§ **Task statement**
Reproduce every line of the data below verbatim, with no changes.

-*-*-

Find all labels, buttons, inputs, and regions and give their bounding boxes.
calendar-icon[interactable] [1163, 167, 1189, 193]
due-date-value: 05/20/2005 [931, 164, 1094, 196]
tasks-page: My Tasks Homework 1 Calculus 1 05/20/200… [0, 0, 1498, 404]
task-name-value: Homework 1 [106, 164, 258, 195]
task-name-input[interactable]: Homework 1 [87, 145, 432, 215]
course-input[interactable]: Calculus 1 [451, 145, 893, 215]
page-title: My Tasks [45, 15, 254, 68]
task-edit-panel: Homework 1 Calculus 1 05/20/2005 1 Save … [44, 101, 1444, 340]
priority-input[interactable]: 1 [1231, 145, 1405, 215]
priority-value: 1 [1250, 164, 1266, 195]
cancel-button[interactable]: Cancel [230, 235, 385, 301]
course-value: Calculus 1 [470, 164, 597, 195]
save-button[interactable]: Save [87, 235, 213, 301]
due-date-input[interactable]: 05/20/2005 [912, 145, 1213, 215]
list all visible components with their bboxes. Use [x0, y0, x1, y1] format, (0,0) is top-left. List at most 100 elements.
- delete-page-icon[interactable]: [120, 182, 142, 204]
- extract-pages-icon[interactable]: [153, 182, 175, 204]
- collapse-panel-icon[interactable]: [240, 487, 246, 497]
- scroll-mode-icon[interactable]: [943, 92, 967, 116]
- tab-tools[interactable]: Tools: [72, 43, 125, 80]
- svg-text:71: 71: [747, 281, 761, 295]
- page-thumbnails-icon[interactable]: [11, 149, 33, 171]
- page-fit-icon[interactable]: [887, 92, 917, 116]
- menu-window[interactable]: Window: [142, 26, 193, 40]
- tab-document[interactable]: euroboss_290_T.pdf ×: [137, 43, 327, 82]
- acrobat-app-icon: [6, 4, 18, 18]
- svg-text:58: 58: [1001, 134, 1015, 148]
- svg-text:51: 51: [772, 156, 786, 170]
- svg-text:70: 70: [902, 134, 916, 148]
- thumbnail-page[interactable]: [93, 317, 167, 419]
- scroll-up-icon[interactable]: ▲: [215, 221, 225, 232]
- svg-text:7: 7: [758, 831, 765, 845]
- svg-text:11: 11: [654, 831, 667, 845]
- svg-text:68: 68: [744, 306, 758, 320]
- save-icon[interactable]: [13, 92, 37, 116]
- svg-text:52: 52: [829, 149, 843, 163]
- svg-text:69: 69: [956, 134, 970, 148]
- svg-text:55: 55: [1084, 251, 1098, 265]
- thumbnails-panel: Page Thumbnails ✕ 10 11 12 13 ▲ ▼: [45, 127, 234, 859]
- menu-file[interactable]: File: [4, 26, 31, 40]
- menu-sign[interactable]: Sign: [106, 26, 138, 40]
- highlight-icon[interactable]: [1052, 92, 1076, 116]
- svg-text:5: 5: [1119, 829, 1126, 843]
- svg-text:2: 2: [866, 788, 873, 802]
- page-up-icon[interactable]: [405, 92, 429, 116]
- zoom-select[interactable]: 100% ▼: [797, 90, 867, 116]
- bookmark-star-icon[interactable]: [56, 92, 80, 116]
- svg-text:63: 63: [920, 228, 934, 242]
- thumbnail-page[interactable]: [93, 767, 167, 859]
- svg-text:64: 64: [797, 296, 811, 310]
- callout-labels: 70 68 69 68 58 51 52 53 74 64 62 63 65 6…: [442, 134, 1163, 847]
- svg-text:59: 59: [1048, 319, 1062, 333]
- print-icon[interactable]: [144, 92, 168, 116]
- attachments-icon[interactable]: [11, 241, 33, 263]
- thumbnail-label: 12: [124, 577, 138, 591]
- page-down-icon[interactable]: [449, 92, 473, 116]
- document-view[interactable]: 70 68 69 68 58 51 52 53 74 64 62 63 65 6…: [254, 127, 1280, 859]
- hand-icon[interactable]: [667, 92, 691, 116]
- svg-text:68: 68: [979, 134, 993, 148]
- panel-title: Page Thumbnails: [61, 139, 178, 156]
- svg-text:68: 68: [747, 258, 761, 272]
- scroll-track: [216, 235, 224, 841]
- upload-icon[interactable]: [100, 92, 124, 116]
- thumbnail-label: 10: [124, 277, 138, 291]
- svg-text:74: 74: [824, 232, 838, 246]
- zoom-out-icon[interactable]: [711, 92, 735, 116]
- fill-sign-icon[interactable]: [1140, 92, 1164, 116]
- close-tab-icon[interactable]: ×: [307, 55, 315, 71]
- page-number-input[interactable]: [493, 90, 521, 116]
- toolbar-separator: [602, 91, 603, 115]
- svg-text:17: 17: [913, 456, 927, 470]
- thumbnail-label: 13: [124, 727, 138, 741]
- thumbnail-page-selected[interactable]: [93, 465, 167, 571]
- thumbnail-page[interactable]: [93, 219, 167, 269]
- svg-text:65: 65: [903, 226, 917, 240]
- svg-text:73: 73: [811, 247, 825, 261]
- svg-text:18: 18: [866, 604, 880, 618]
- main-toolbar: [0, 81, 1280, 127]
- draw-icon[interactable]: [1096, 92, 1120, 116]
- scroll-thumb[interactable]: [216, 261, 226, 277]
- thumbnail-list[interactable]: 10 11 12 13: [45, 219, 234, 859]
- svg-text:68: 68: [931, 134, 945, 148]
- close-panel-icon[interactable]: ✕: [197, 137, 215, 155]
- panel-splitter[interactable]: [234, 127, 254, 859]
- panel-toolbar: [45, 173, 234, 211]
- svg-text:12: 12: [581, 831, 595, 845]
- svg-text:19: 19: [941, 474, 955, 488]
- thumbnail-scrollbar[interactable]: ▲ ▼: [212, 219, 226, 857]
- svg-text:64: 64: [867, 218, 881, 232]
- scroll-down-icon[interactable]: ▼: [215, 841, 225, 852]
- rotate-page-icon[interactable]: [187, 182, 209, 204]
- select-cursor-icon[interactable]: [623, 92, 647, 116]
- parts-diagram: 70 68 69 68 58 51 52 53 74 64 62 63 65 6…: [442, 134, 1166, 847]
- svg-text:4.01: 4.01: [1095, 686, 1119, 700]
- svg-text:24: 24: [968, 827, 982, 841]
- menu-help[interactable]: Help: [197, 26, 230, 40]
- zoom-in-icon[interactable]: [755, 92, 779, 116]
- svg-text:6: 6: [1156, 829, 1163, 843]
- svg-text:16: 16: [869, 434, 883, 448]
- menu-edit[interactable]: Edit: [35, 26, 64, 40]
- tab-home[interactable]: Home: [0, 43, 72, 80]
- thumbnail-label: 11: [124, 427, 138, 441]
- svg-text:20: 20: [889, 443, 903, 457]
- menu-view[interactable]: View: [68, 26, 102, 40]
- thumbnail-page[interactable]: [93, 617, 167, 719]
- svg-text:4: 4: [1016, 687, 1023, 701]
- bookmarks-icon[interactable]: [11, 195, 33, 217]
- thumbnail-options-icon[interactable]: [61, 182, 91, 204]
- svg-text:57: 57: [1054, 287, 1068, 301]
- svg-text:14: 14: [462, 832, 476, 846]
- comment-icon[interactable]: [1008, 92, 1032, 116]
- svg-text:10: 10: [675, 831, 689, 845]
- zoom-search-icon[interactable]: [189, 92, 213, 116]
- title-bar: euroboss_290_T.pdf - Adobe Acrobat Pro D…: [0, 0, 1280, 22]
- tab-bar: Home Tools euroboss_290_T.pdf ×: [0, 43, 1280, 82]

-*-*-

§ **Answer for this exercise**
Find all labels, buttons, inputs, and regions and give their bounding boxes.
calendar-icon[interactable] [1163, 167, 1189, 193]
due-date-value: 05/20/2005 [931, 164, 1094, 196]
tasks-page: My Tasks Homework 1 Calculus 1 05/20/200… [0, 0, 1498, 404]
task-name-value: Homework 1 [106, 164, 258, 195]
task-name-input[interactable]: Homework 1 [87, 145, 432, 215]
course-input[interactable]: Calculus 1 [451, 145, 893, 215]
page-title: My Tasks [45, 15, 254, 68]
task-edit-panel: Homework 1 Calculus 1 05/20/2005 1 Save … [44, 101, 1444, 340]
priority-input[interactable]: 1 [1231, 145, 1405, 215]
priority-value: 1 [1250, 164, 1266, 195]
cancel-button[interactable]: Cancel [230, 235, 385, 301]
course-value: Calculus 1 [470, 164, 597, 195]
save-button[interactable]: Save [87, 235, 213, 301]
due-date-input[interactable]: 05/20/2005 [912, 145, 1213, 215]
list all visible components with their bboxes. Use [x0, y0, x1, y1] format, (0,0) is top-left. List at most 100 elements.
- delete-page-icon[interactable]: [120, 182, 142, 204]
- extract-pages-icon[interactable]: [153, 182, 175, 204]
- collapse-panel-icon[interactable]: [240, 487, 246, 497]
- scroll-mode-icon[interactable]: [943, 92, 967, 116]
- tab-tools[interactable]: Tools: [72, 43, 125, 80]
- svg-text:71: 71: [747, 281, 761, 295]
- page-thumbnails-icon[interactable]: [11, 149, 33, 171]
- page-fit-icon[interactable]: [887, 92, 917, 116]
- menu-window[interactable]: Window: [142, 26, 193, 40]
- tab-document[interactable]: euroboss_290_T.pdf ×: [137, 43, 327, 82]
- acrobat-app-icon: [6, 4, 18, 18]
- svg-text:58: 58: [1001, 134, 1015, 148]
- svg-text:51: 51: [772, 156, 786, 170]
- svg-text:70: 70: [902, 134, 916, 148]
- thumbnail-page[interactable]: [93, 317, 167, 419]
- scroll-up-icon[interactable]: ▲: [215, 221, 225, 232]
- svg-text:7: 7: [758, 831, 765, 845]
- svg-text:11: 11: [654, 831, 667, 845]
- svg-text:68: 68: [744, 306, 758, 320]
- save-icon[interactable]: [13, 92, 37, 116]
- svg-text:52: 52: [829, 149, 843, 163]
- svg-text:69: 69: [956, 134, 970, 148]
- svg-text:55: 55: [1084, 251, 1098, 265]
- thumbnails-panel: Page Thumbnails ✕ 10 11 12 13 ▲ ▼: [45, 127, 234, 859]
- menu-file[interactable]: File: [4, 26, 31, 40]
- menu-sign[interactable]: Sign: [106, 26, 138, 40]
- highlight-icon[interactable]: [1052, 92, 1076, 116]
- svg-text:5: 5: [1119, 829, 1126, 843]
- svg-text:2: 2: [866, 788, 873, 802]
- page-up-icon[interactable]: [405, 92, 429, 116]
- zoom-select[interactable]: 100% ▼: [797, 90, 867, 116]
- bookmark-star-icon[interactable]: [56, 92, 80, 116]
- svg-text:63: 63: [920, 228, 934, 242]
- thumbnail-page[interactable]: [93, 767, 167, 859]
- svg-text:64: 64: [797, 296, 811, 310]
- callout-labels: 70 68 69 68 58 51 52 53 74 64 62 63 65 6…: [442, 134, 1163, 847]
- svg-text:59: 59: [1048, 319, 1062, 333]
- print-icon[interactable]: [144, 92, 168, 116]
- attachments-icon[interactable]: [11, 241, 33, 263]
- thumbnail-label: 12: [124, 577, 138, 591]
- page-down-icon[interactable]: [449, 92, 473, 116]
- document-view[interactable]: 70 68 69 68 58 51 52 53 74 64 62 63 65 6…: [254, 127, 1280, 859]
- hand-icon[interactable]: [667, 92, 691, 116]
- svg-text:68: 68: [979, 134, 993, 148]
- panel-title: Page Thumbnails: [61, 139, 178, 156]
- svg-text:68: 68: [747, 258, 761, 272]
- scroll-track: [216, 235, 224, 841]
- upload-icon[interactable]: [100, 92, 124, 116]
- thumbnail-label: 10: [124, 277, 138, 291]
- svg-text:74: 74: [824, 232, 838, 246]
- zoom-out-icon[interactable]: [711, 92, 735, 116]
- fill-sign-icon[interactable]: [1140, 92, 1164, 116]
- close-tab-icon[interactable]: ×: [307, 55, 315, 71]
- page-number-input[interactable]: [493, 90, 521, 116]
- toolbar-separator: [602, 91, 603, 115]
- svg-text:17: 17: [913, 456, 927, 470]
- thumbnail-label: 13: [124, 727, 138, 741]
- thumbnail-page-selected[interactable]: [93, 465, 167, 571]
- thumbnail-page[interactable]: [93, 219, 167, 269]
- svg-text:65: 65: [903, 226, 917, 240]
- svg-text:73: 73: [811, 247, 825, 261]
- svg-text:18: 18: [866, 604, 880, 618]
- main-toolbar: [0, 81, 1280, 127]
- draw-icon[interactable]: [1096, 92, 1120, 116]
- scroll-thumb[interactable]: [216, 261, 226, 277]
- thumbnail-list[interactable]: 10 11 12 13: [45, 219, 234, 859]
- svg-text:68: 68: [931, 134, 945, 148]
- close-panel-icon[interactable]: ✕: [197, 137, 215, 155]
- panel-splitter[interactable]: [234, 127, 254, 859]
- panel-toolbar: [45, 173, 234, 211]
- svg-text:12: 12: [581, 831, 595, 845]
- svg-text:19: 19: [941, 474, 955, 488]
- thumbnail-scrollbar[interactable]: ▲ ▼: [212, 219, 226, 857]
- svg-text:64: 64: [867, 218, 881, 232]
- scroll-down-icon[interactable]: ▼: [215, 841, 225, 852]
- rotate-page-icon[interactable]: [187, 182, 209, 204]
- select-cursor-icon[interactable]: [623, 92, 647, 116]
- parts-diagram: 70 68 69 68 58 51 52 53 74 64 62 63 65 6…: [442, 134, 1166, 847]
- svg-text:4.01: 4.01: [1095, 686, 1119, 700]
- svg-text:24: 24: [968, 827, 982, 841]
- menu-help[interactable]: Help: [197, 26, 230, 40]
- zoom-in-icon[interactable]: [755, 92, 779, 116]
- svg-text:6: 6: [1156, 829, 1163, 843]
- svg-text:16: 16: [869, 434, 883, 448]
- menu-edit[interactable]: Edit: [35, 26, 64, 40]
- tab-home[interactable]: Home: [0, 43, 72, 80]
- thumbnail-label: 11: [124, 427, 138, 441]
- svg-text:20: 20: [889, 443, 903, 457]
- menu-view[interactable]: View: [68, 26, 102, 40]
- thumbnail-page[interactable]: [93, 617, 167, 719]
- svg-text:4: 4: [1016, 687, 1023, 701]
- bookmarks-icon[interactable]: [11, 195, 33, 217]
- thumbnail-options-icon[interactable]: [61, 182, 91, 204]
- svg-text:57: 57: [1054, 287, 1068, 301]
- svg-text:14: 14: [462, 832, 476, 846]
- comment-icon[interactable]: [1008, 92, 1032, 116]
- svg-text:10: 10: [675, 831, 689, 845]
- zoom-search-icon[interactable]: [189, 92, 213, 116]
- title-bar: euroboss_290_T.pdf - Adobe Acrobat Pro D…: [0, 0, 1280, 22]
- tab-bar: Home Tools euroboss_290_T.pdf ×: [0, 43, 1280, 82]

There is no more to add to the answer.